__What is being asked__
Will you give every entry again exactly as it stands?

====================

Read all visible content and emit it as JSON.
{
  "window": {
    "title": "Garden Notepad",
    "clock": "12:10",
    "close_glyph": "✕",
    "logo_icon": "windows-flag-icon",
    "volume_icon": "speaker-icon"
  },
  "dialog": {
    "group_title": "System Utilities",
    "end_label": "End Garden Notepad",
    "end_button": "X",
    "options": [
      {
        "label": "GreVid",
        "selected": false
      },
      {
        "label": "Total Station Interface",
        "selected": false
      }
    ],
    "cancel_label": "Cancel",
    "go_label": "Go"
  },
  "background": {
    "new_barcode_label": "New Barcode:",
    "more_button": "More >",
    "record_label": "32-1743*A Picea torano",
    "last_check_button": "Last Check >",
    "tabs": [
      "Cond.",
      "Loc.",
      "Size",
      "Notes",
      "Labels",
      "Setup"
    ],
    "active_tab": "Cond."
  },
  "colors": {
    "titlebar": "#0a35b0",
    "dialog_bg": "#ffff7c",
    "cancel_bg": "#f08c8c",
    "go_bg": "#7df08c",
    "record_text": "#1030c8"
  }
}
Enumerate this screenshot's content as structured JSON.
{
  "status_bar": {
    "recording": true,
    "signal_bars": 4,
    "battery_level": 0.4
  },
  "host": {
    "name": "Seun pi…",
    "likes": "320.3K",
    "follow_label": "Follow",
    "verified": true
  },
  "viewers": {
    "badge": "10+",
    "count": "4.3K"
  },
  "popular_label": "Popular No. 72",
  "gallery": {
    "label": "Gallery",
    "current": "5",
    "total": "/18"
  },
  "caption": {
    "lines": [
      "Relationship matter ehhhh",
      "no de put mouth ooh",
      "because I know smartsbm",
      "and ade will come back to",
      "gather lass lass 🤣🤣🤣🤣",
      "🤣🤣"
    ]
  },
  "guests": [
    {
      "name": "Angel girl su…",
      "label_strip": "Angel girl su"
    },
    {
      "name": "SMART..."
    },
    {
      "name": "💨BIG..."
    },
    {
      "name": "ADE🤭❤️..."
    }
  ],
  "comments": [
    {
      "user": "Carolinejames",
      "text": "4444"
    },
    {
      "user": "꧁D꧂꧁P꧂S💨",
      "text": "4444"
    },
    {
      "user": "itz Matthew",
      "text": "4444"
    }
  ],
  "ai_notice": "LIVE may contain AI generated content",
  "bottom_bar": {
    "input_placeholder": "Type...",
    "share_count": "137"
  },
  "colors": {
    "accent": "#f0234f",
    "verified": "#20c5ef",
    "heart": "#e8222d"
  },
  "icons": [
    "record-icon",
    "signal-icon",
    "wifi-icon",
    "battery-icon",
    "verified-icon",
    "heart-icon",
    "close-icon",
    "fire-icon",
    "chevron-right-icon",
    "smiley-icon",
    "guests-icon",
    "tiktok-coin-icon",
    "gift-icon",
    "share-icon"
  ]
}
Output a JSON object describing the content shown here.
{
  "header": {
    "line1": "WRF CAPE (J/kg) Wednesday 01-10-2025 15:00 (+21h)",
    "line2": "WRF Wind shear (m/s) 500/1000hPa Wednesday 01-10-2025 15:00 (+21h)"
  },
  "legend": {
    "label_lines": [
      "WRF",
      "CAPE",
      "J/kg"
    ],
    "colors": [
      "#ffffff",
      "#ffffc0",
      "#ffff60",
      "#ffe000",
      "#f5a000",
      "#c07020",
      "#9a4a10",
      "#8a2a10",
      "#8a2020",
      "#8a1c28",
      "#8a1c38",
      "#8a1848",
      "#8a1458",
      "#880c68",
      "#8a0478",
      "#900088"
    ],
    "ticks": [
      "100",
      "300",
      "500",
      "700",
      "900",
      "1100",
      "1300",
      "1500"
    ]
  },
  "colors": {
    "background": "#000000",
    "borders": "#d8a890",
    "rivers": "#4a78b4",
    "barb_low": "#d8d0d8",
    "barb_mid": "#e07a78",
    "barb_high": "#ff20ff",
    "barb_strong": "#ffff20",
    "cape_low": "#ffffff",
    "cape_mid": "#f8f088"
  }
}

====================

__Expected answer__
Read all visible content and emit it as JSON.
{
  "window": {
    "title": "Garden Notepad",
    "clock": "12:10",
    "close_glyph": "✕",
    "logo_icon": "windows-flag-icon",
    "volume_icon": "speaker-icon"
  },
  "dialog": {
    "group_title": "System Utilities",
    "end_label": "End Garden Notepad",
    "end_button": "X",
    "options": [
      {
        "label": "GreVid",
        "selected": false
      },
      {
        "label": "Total Station Interface",
        "selected": false
      }
    ],
    "cancel_label": "Cancel",
    "go_label": "Go"
  },
  "background": {
    "new_barcode_label": "New Barcode:",
    "more_button": "More >",
    "record_label": "32-1743*A Picea torano",
    "last_check_button": "Last Check >",
    "tabs": [
      "Cond.",
      "Loc.",
      "Size",
      "Notes",
      "Labels",
      "Setup"
    ],
    "active_tab": "Cond."
  },
  "colors": {
    "titlebar": "#0a35b0",
    "dialog_bg": "#ffff7c",
    "cancel_bg": "#f08c8c",
    "go_bg": "#7df08c",
    "record_text": "#1030c8"
  }
}
Enumerate this screenshot's content as structured JSON.
{
  "status_bar": {
    "recording": true,
    "signal_bars": 4,
    "battery_level": 0.4
  },
  "host": {
    "name": "Seun pi…",
    "likes": "320.3K",
    "follow_label": "Follow",
    "verified": true
  },
  "viewers": {
    "badge": "10+",
    "count": "4.3K"
  },
  "popular_label": "Popular No. 72",
  "gallery": {
    "label": "Gallery",
    "current": "5",
    "total": "/18"
  },
  "caption": {
    "lines": [
      "Relationship matter ehhhh",
      "no de put mouth ooh",
      "because I know smartsbm",
      "and ade will come back to",
      "gather lass lass 🤣🤣🤣🤣",
      "🤣🤣"
    ]
  },
  "guests": [
    {
      "name": "Angel girl su…",
      "label_strip": "Angel girl su"
    },
    {
      "name": "SMART..."
    },
    {
      "name": "💨BIG..."
    },
    {
      "name": "ADE🤭❤️..."
    }
  ],
  "comments": [
    {
      "user": "Carolinejames",
      "text": "4444"
    },
    {
      "user": "꧁D꧂꧁P꧂S💨",
      "text": "4444"
    },
    {
      "user": "itz Matthew",
      "text": "4444"
    }
  ],
  "ai_notice": "LIVE may contain AI generated content",
  "bottom_bar": {
    "input_placeholder": "Type...",
    "share_count": "137"
  },
  "colors": {
    "accent": "#f0234f",
    "verified": "#20c5ef",
    "heart": "#e8222d"
  },
  "icons": [
    "record-icon",
    "signal-icon",
    "wifi-icon",
    "battery-icon",
    "verified-icon",
    "heart-icon",
    "close-icon",
    "fire-icon",
    "chevron-right-icon",
    "smiley-icon",
    "guests-icon",
    "tiktok-coin-icon",
    "gift-icon",
    "share-icon"
  ]
}
Output a JSON object describing the content shown here.
{
  "header": {
    "line1": "WRF CAPE (J/kg) Wednesday 01-10-2025 15:00 (+21h)",
    "line2": "WRF Wind shear (m/s) 500/1000hPa Wednesday 01-10-2025 15:00 (+21h)"
  },
  "legend": {
    "label_lines": [
      "WRF",
      "CAPE",
      "J/kg"
    ],
    "colors": [
      "#ffffff",
      "#ffffc0",
      "#ffff60",
      "#ffe000",
      "#f5a000",
      "#c07020",
      "#9a4a10",
      "#8a2a10",
      "#8a2020",
      "#8a1c28",
      "#8a1c38",
      "#8a1848",
      "#8a1458",
      "#880c68",
      "#8a0478",
      "#900088"
    ],
    "ticks": [
      "100",
      "300",
      "500",
      "700",
      "900",
      "1100",
      "1300",
      "1500"
    ]
  },
  "colors": {
    "background": "#000000",
    "borders": "#d8a890",
    "rivers": "#4a78b4",
    "barb_low": "#d8d0d8",
    "barb_mid": "#e07a78",
    "barb_high": "#ff20ff",
    "barb_strong": "#ffff20",
    "cape_low": "#ffffff",
    "cape_mid": "#f8f088"
  }
}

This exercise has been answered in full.